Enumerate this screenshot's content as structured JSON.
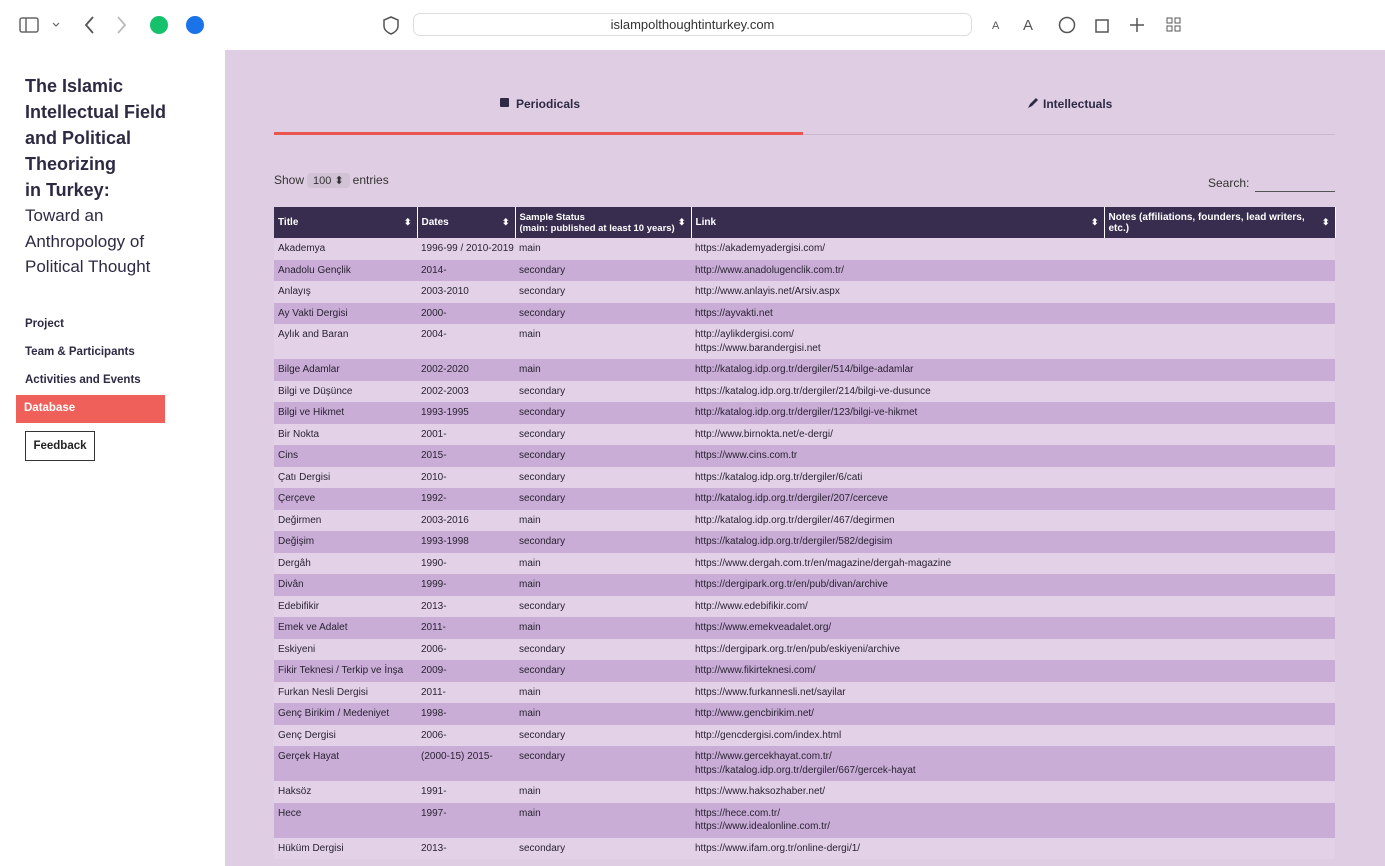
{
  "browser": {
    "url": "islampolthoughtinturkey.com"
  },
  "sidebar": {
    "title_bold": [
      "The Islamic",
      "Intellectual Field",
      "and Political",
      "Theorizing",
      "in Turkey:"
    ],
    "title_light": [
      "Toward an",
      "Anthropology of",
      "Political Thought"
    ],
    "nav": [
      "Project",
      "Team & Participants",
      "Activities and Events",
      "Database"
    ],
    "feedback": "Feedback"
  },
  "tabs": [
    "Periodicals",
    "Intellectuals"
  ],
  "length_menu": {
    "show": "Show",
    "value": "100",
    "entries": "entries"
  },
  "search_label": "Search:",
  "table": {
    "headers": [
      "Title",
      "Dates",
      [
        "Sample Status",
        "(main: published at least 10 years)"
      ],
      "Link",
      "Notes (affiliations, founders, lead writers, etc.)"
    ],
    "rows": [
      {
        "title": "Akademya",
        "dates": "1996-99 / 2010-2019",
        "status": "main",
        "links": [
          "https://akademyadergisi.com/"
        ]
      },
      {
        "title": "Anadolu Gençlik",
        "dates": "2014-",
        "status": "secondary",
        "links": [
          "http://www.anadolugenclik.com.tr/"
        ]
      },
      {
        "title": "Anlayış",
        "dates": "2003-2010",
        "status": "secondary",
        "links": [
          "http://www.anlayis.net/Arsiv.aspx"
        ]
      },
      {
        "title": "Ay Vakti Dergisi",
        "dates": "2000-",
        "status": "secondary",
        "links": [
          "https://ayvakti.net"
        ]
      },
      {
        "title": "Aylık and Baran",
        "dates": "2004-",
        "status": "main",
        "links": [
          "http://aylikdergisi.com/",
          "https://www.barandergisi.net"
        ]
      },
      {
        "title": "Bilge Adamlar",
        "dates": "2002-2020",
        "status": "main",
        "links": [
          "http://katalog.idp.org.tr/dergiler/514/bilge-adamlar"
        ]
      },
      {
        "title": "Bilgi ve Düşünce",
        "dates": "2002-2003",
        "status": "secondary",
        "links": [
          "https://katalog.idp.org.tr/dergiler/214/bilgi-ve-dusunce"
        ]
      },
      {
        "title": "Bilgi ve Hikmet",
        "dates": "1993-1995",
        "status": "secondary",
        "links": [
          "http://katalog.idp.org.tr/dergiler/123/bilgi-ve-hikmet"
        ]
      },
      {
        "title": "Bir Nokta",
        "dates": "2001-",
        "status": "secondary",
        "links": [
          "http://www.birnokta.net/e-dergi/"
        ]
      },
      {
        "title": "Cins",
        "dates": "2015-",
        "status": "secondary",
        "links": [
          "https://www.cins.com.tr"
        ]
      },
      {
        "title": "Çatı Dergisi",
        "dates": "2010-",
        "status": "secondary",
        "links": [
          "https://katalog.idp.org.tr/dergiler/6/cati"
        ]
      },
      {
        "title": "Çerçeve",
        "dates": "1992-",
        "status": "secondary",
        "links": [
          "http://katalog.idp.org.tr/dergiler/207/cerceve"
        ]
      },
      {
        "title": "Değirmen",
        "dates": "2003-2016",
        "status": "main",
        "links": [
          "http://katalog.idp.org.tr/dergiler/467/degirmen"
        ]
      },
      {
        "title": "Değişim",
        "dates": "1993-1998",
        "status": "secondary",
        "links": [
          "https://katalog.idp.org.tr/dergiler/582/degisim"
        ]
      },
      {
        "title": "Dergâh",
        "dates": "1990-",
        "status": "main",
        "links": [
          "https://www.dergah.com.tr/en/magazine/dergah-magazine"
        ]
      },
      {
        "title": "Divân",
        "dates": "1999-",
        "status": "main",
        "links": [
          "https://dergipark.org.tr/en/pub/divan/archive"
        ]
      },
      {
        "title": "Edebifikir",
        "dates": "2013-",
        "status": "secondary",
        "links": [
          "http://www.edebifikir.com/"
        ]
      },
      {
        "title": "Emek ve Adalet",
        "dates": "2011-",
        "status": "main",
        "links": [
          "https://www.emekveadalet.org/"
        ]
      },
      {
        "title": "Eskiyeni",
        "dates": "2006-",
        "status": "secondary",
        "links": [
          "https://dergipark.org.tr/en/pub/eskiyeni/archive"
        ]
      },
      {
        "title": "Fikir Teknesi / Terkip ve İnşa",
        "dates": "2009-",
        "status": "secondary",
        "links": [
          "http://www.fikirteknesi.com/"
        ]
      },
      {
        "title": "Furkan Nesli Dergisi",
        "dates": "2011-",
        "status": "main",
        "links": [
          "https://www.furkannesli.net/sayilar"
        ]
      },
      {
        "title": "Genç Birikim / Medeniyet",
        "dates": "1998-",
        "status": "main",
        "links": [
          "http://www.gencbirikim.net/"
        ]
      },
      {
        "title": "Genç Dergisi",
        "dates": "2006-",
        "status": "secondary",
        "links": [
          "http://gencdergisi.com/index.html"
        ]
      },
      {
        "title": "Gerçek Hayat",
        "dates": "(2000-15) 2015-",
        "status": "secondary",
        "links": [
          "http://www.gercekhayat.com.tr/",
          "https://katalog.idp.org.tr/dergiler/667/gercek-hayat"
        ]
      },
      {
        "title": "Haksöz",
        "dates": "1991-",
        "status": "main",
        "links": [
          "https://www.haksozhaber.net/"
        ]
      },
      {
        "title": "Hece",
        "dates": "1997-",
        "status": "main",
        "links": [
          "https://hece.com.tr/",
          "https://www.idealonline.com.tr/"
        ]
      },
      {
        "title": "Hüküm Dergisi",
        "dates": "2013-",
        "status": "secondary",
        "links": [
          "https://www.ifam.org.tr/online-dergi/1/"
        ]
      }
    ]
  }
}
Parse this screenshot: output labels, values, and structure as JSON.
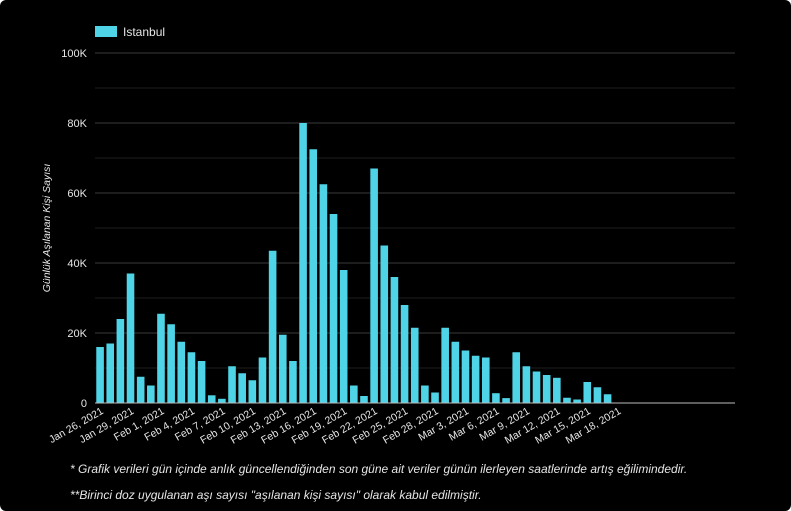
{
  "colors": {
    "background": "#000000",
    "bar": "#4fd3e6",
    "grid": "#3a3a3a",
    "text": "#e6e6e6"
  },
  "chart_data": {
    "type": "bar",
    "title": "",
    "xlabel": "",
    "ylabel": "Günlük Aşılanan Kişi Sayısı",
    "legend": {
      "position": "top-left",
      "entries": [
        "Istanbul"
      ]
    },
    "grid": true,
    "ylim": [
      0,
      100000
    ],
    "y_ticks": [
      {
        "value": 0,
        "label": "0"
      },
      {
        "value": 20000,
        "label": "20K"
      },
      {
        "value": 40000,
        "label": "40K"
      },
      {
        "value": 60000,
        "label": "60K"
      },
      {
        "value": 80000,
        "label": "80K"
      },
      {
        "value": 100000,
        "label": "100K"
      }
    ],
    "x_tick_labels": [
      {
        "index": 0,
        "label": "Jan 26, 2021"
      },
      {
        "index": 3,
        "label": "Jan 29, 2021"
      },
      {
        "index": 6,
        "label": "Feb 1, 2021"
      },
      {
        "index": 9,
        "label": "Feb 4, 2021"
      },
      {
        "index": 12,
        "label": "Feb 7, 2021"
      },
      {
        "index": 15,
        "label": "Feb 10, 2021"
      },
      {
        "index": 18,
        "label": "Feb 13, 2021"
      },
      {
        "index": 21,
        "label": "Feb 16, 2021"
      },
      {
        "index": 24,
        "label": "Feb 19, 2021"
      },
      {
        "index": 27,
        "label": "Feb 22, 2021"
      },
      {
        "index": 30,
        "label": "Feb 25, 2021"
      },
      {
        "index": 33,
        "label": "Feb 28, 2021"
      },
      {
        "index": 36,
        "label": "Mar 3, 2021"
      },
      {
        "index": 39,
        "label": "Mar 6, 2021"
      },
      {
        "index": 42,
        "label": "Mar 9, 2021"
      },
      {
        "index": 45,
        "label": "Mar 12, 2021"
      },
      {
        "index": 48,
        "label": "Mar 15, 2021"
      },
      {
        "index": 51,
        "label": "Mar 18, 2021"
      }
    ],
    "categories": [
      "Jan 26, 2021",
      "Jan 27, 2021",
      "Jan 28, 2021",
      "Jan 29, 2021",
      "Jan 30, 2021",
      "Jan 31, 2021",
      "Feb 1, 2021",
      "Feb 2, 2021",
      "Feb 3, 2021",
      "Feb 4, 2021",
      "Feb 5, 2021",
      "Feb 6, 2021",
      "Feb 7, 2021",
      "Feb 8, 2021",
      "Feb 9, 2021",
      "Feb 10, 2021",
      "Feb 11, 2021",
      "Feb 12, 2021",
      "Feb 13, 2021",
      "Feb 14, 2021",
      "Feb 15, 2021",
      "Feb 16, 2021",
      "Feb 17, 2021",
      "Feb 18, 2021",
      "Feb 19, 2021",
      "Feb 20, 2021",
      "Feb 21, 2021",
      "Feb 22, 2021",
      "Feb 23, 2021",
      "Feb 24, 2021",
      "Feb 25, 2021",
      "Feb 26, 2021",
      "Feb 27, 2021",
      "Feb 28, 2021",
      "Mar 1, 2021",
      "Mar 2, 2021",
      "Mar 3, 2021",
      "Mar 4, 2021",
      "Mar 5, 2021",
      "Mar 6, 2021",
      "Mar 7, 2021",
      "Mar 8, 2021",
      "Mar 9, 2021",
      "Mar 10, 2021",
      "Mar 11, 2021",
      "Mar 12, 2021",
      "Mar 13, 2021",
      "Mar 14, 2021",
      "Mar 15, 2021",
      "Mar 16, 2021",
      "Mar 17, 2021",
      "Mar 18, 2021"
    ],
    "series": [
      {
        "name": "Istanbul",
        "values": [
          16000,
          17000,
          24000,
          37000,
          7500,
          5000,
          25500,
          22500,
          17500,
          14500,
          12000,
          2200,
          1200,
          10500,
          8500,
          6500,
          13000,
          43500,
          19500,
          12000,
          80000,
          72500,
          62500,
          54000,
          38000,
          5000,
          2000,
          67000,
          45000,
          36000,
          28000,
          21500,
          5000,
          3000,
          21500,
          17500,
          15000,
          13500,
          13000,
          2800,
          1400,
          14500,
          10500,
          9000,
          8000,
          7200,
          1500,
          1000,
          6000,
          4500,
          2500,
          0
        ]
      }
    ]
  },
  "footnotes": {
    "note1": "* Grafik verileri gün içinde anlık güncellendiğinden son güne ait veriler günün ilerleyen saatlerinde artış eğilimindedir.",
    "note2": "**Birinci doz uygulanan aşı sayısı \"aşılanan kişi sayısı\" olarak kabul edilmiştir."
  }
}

■ ■ ■ ■

> [SET TASK]
Find the word "screenshot" in the records and pull out each line that has it.

> [EXERCISE RESULT]
Enumerate this screenshot's content as structured JSON.
Parse this screenshot: output labels, values, and structure as JSON.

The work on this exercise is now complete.